### Records shown
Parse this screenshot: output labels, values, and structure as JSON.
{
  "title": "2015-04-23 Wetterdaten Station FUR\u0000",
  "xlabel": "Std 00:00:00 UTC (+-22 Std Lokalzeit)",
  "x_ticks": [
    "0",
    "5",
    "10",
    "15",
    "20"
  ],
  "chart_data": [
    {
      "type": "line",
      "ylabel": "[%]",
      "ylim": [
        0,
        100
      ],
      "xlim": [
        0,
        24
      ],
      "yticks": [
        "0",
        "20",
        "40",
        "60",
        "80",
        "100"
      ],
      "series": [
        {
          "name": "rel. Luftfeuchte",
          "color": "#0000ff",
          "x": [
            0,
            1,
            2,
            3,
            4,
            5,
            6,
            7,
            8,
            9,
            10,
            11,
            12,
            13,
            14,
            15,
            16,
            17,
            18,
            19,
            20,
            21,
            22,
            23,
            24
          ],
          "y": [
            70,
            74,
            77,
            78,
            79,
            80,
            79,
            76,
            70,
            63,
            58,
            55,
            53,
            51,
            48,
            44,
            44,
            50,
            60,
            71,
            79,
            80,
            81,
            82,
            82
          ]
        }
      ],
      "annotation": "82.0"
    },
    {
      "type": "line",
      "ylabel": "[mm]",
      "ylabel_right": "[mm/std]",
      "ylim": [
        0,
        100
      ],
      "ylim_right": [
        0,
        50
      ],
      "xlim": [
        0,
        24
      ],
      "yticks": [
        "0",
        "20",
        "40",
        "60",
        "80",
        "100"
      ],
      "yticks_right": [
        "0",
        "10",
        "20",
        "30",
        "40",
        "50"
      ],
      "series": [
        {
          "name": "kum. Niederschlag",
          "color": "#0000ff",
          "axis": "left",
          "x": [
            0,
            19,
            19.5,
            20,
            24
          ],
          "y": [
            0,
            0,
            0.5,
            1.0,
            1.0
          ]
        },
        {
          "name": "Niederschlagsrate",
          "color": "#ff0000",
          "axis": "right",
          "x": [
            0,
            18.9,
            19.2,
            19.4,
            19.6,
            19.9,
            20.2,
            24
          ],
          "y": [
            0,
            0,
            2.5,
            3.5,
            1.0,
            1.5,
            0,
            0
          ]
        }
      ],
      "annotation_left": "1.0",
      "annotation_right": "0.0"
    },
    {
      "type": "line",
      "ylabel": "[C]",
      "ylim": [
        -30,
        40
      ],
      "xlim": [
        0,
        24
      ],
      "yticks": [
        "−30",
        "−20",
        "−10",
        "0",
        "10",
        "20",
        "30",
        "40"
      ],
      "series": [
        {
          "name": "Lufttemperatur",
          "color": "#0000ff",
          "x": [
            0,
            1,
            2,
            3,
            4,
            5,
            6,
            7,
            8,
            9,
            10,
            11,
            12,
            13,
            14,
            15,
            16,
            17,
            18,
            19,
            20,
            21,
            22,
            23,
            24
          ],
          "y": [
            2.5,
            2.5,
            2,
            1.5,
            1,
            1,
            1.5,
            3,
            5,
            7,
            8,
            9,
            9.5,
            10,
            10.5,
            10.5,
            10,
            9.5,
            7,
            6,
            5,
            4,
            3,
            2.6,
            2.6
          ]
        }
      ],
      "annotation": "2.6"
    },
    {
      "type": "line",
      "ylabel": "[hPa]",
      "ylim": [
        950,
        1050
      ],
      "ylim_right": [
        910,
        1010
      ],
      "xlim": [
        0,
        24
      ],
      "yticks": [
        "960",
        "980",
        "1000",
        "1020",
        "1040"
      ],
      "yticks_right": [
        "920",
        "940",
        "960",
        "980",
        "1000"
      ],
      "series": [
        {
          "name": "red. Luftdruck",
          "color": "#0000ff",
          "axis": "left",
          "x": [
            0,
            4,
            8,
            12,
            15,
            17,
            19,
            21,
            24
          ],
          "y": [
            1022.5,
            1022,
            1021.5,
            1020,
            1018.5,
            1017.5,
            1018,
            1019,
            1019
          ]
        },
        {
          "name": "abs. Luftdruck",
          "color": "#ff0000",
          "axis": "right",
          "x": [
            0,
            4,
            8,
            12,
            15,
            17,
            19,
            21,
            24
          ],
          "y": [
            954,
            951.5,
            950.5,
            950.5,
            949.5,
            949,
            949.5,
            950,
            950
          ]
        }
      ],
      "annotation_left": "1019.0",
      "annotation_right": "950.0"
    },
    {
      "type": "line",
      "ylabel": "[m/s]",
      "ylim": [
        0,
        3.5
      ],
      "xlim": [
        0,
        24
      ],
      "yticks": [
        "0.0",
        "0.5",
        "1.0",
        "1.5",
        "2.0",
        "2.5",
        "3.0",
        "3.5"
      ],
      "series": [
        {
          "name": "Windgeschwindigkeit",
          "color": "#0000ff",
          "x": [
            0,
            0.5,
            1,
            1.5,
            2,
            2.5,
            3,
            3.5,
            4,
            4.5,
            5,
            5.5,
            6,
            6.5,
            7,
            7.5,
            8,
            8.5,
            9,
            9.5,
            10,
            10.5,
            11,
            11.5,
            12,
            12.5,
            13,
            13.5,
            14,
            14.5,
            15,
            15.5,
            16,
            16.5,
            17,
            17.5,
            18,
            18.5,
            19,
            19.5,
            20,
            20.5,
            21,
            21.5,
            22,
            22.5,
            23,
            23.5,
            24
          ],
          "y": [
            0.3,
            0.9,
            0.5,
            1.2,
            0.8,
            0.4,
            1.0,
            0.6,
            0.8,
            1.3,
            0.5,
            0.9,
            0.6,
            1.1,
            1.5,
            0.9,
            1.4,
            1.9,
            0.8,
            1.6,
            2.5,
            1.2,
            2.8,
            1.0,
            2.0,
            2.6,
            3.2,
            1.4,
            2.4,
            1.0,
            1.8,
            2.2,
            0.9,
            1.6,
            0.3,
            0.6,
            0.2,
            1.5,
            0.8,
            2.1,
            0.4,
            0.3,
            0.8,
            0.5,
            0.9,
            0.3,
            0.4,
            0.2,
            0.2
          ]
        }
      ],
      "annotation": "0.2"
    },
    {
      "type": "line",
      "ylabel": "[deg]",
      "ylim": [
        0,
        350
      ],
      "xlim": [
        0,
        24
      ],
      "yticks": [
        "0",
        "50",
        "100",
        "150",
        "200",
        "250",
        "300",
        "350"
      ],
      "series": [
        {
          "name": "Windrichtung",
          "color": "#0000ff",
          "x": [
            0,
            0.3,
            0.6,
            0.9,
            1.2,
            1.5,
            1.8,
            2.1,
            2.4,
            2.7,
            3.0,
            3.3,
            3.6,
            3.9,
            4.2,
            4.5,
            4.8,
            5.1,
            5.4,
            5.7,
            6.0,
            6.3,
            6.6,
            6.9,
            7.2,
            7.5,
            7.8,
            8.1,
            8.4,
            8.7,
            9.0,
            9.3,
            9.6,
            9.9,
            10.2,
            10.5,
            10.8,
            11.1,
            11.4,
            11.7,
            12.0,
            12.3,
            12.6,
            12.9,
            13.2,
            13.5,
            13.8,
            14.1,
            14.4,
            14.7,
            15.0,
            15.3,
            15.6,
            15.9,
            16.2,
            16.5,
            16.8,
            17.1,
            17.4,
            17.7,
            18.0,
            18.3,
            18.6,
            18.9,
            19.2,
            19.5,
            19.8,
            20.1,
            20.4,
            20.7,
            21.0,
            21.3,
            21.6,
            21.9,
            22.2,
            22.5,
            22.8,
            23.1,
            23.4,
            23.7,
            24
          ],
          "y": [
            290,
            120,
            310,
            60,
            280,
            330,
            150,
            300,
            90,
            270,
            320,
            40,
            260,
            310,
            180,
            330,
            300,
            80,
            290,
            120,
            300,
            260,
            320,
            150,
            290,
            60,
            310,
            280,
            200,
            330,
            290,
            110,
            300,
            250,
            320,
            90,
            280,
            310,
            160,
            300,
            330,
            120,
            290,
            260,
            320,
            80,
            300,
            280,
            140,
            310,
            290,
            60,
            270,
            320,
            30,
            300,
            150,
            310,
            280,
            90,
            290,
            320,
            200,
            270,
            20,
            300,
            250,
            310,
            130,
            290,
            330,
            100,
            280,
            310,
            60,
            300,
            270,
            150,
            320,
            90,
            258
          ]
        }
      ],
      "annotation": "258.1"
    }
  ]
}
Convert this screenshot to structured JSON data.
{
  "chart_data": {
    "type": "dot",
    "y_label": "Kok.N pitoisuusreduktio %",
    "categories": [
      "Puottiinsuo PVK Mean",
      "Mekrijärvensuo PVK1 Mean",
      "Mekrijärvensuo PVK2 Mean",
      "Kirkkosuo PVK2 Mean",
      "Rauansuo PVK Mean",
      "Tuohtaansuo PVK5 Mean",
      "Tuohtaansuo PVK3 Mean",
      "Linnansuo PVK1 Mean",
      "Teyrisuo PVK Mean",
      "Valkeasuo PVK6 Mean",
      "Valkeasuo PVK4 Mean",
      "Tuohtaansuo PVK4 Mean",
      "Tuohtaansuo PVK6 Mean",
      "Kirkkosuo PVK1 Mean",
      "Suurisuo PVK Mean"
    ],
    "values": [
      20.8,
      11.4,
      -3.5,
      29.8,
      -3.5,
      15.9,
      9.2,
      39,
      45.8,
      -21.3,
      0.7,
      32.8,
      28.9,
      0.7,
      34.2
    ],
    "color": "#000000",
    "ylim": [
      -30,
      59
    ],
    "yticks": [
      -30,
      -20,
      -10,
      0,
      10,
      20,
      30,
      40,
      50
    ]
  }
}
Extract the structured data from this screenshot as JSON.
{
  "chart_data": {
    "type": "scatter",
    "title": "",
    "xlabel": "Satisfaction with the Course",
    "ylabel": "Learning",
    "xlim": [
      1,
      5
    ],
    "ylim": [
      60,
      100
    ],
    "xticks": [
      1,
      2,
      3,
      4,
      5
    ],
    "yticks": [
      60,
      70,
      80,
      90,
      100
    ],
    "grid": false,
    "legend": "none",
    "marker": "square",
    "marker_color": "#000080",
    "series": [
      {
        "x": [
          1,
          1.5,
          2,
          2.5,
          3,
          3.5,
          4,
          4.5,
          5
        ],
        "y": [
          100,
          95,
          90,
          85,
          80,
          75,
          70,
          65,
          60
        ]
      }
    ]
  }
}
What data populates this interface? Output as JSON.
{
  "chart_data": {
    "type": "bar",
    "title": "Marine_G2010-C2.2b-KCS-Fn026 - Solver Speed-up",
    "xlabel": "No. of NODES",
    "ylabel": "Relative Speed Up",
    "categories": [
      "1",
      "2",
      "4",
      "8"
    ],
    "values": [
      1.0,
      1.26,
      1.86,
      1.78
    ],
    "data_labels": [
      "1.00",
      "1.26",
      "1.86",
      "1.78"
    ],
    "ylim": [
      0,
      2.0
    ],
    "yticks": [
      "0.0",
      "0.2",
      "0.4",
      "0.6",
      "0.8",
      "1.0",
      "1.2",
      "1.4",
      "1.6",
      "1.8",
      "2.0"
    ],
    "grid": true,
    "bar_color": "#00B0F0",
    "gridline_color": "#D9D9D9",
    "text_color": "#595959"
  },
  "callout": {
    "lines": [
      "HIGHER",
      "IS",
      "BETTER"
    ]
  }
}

### Your task
Quote every line from the line containing "What data populates" through the closing line of the listing, including both.

### Result
What data populates this interface? Output as JSON.
{
  "chart_data": {
    "type": "bar",
    "title": "Marine_G2010-C2.2b-KCS-Fn026 - Solver Speed-up",
    "xlabel": "No. of NODES",
    "ylabel": "Relative Speed Up",
    "categories": [
      "1",
      "2",
      "4",
      "8"
    ],
    "values": [
      1.0,
      1.26,
      1.86,
      1.78
    ],
    "data_labels": [
      "1.00",
      "1.26",
      "1.86",
      "1.78"
    ],
    "ylim": [
      0,
      2.0
    ],
    "yticks": [
      "0.0",
      "0.2",
      "0.4",
      "0.6",
      "0.8",
      "1.0",
      "1.2",
      "1.4",
      "1.6",
      "1.8",
      "2.0"
    ],
    "grid": true,
    "bar_color": "#00B0F0",
    "gridline_color": "#D9D9D9",
    "text_color": "#595959"
  },
  "callout": {
    "lines": [
      "HIGHER",
      "IS",
      "BETTER"
    ]
  }
}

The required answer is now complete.